§ **What you will do**:
Across the entries, how many lines have the string "tidak" in them? Reply with only a number.

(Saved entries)
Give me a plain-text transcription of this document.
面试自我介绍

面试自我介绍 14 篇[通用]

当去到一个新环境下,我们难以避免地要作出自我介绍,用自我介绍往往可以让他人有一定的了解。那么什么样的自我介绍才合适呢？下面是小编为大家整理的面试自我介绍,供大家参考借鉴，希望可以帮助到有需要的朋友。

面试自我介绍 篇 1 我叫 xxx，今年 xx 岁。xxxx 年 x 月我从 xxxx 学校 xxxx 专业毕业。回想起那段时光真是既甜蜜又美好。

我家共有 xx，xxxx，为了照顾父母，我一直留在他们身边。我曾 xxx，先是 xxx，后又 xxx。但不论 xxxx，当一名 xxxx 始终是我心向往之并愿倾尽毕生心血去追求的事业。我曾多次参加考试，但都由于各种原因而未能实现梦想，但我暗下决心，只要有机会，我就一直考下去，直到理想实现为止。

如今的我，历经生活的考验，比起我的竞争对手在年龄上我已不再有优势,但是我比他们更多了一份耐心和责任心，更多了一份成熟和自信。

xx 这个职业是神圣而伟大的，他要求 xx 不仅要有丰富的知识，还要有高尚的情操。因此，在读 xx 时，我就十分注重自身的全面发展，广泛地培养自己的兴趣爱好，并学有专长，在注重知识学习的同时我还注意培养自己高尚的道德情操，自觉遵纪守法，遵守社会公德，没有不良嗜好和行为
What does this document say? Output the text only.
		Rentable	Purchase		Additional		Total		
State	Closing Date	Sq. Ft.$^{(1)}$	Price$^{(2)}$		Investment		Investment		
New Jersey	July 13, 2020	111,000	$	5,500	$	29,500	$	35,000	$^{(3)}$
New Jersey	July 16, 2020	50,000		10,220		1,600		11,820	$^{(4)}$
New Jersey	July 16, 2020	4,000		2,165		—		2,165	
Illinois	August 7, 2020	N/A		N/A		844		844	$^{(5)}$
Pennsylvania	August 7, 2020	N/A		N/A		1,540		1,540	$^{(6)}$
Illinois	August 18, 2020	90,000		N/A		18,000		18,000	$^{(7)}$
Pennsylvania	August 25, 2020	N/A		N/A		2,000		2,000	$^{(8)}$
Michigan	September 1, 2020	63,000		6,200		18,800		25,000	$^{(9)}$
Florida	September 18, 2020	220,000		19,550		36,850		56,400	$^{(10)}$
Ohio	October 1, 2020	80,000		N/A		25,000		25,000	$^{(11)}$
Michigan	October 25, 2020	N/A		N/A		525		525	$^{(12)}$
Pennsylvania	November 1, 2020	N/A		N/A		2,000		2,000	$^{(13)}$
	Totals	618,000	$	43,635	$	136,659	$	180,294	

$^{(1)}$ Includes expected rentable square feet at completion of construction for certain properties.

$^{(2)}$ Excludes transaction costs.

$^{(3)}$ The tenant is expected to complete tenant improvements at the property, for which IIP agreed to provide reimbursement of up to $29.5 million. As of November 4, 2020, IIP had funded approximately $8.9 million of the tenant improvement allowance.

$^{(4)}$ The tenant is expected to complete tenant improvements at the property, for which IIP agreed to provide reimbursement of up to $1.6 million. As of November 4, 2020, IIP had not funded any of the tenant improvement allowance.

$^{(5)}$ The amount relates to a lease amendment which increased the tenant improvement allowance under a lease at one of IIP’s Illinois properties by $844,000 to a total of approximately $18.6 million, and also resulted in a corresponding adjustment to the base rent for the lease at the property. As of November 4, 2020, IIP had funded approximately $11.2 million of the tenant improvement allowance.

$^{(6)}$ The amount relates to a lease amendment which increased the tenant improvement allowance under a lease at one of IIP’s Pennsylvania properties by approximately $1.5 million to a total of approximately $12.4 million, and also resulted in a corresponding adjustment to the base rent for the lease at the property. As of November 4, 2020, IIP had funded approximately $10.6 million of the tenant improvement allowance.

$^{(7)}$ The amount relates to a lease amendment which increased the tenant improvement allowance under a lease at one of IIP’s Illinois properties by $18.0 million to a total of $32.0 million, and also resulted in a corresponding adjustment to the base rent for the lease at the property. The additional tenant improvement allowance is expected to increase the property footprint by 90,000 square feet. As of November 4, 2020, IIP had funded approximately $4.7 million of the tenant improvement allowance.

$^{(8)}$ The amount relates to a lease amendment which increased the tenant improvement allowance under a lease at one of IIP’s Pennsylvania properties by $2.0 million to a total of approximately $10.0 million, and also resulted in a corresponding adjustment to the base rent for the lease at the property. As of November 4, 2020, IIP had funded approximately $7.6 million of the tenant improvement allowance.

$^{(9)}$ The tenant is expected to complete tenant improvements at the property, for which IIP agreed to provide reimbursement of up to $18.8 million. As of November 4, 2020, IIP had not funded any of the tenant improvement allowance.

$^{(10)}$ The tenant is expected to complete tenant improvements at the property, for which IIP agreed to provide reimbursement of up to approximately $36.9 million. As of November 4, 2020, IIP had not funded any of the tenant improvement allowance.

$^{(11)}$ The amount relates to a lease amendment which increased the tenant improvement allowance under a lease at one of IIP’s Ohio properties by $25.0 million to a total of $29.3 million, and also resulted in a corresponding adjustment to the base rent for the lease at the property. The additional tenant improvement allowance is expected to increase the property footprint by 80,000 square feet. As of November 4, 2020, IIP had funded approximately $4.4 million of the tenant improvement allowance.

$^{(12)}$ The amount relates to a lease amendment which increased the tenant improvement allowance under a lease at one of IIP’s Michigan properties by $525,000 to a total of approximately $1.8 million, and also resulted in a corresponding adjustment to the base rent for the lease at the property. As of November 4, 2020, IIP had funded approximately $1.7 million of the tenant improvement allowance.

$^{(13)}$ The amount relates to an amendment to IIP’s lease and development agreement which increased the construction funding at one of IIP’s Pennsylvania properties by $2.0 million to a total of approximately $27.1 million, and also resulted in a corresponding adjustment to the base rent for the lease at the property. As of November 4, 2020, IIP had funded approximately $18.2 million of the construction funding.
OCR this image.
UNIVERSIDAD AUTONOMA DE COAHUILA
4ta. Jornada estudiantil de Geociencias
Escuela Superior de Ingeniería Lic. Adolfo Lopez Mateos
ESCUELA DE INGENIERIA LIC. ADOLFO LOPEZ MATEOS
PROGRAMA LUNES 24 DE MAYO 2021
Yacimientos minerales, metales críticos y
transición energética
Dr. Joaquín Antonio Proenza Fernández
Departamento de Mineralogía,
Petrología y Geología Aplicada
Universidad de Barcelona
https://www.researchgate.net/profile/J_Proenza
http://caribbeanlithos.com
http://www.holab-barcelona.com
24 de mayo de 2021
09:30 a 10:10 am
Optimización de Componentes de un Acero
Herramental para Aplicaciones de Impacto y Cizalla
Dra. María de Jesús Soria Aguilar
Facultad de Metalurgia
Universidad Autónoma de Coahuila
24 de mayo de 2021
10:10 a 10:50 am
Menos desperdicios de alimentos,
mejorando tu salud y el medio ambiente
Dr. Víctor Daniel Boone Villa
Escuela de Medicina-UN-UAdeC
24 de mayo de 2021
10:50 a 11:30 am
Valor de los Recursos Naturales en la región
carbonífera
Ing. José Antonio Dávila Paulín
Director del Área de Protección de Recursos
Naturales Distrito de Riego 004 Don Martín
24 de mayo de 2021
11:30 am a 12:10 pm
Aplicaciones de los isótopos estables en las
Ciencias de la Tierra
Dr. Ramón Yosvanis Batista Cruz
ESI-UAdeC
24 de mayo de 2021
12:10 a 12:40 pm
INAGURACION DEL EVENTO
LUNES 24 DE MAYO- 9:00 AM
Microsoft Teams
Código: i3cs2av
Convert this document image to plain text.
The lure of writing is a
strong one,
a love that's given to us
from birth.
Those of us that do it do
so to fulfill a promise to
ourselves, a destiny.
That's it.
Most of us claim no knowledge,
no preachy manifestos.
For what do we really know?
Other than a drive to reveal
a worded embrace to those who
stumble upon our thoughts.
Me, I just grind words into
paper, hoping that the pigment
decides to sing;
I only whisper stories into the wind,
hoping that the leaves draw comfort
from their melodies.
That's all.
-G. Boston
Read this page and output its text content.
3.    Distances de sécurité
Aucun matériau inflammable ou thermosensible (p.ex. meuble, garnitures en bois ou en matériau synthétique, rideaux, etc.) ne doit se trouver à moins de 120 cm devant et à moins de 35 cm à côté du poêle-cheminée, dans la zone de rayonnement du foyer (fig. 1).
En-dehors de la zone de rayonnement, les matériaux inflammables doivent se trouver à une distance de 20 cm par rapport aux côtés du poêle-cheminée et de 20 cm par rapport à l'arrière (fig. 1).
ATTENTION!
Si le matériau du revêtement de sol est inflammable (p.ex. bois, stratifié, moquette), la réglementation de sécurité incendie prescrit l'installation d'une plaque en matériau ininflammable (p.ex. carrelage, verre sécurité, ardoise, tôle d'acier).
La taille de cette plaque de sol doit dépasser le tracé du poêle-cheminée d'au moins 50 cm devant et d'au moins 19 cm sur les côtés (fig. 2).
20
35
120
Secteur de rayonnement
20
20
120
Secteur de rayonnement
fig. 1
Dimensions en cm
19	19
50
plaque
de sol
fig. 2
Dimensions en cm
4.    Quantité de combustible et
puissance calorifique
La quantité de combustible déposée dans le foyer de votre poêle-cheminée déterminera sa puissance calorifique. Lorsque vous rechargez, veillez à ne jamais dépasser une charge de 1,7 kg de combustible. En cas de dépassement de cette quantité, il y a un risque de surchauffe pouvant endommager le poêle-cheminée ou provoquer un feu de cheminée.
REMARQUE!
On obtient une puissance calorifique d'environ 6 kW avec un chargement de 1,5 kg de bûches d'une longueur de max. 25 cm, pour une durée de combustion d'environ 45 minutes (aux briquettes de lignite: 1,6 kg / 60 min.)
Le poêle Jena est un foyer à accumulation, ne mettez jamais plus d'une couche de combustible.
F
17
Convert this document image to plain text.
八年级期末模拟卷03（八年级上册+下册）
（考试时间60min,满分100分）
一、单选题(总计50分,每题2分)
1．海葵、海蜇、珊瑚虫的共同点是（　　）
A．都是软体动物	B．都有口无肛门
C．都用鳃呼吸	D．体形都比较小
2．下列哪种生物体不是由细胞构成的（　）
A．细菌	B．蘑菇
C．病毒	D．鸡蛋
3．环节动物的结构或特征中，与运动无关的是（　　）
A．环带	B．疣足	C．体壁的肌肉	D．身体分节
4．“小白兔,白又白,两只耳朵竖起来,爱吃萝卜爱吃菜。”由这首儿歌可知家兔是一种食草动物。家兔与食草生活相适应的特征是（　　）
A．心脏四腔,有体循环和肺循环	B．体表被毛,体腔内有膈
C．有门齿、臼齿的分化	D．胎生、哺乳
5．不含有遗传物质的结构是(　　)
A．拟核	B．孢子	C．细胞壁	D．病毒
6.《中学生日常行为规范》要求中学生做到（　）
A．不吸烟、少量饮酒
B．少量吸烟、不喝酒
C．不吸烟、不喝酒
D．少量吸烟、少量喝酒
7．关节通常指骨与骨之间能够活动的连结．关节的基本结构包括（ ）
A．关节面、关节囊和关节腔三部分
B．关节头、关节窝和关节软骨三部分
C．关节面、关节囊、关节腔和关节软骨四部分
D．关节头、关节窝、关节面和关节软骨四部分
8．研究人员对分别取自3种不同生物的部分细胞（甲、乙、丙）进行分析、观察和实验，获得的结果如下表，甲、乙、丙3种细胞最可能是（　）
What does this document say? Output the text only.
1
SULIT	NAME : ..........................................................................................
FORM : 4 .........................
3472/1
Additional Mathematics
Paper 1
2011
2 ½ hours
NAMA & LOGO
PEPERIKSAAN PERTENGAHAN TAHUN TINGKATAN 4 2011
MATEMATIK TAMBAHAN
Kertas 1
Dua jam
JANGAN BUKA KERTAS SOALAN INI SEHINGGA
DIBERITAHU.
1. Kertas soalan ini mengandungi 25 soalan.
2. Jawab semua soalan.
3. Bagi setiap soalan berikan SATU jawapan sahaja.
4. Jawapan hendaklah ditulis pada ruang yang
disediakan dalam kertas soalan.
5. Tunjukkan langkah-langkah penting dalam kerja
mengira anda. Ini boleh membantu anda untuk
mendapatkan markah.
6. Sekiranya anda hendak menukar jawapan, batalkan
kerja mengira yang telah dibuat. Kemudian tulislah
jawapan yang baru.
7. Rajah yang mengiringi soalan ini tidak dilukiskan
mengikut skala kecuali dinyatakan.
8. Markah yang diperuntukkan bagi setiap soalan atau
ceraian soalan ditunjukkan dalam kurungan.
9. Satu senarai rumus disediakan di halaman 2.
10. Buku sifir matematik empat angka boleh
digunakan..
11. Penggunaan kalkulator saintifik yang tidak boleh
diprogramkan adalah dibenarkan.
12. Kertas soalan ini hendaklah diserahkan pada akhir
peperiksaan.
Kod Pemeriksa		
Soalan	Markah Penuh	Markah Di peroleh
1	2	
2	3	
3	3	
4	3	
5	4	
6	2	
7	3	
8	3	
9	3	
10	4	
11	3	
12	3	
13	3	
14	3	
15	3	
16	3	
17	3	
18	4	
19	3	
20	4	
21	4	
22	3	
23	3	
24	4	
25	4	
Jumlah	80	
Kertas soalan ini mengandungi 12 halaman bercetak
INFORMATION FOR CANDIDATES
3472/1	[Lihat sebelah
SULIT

§ **Result below**:
2